### JOB
Find the lines with the string "Tướng" and return them.

### TASK DATA
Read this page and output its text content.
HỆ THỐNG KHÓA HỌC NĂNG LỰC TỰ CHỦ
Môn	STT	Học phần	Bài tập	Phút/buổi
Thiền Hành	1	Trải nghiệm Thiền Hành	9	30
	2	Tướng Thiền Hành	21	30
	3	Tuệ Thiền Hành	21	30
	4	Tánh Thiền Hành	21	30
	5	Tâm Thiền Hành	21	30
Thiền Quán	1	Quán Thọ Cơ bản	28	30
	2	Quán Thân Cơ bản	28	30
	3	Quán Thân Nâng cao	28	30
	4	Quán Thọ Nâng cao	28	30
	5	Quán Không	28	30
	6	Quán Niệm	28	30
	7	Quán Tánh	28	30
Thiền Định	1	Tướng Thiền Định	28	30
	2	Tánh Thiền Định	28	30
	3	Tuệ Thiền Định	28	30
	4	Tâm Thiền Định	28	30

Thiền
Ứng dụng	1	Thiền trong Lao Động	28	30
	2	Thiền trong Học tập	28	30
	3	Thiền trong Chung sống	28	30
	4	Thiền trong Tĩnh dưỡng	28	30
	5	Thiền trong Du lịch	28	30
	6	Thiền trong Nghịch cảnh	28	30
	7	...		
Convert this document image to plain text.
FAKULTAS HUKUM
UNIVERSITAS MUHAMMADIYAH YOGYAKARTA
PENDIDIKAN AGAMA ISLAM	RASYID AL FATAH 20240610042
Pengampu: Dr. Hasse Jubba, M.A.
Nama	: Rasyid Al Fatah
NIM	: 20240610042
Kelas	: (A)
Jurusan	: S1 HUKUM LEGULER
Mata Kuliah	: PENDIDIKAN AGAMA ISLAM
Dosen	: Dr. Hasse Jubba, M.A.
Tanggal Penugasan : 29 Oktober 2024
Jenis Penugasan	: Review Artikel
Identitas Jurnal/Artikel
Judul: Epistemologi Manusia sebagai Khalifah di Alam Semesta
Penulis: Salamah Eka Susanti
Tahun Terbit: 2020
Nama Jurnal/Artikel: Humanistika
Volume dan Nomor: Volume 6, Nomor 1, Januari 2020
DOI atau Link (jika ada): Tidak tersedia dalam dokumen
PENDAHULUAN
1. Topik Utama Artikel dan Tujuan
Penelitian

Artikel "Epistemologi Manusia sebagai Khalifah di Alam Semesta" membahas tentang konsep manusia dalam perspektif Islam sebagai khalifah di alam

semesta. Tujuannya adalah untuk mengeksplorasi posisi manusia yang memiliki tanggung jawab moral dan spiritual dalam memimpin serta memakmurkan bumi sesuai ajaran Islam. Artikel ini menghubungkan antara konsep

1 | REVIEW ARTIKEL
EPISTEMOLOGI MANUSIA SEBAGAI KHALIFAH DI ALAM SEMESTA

### ANSWER
	2	Tướng Thiền Hành	21	30
Thiền Định	1	Tướng Thiền Định	28	30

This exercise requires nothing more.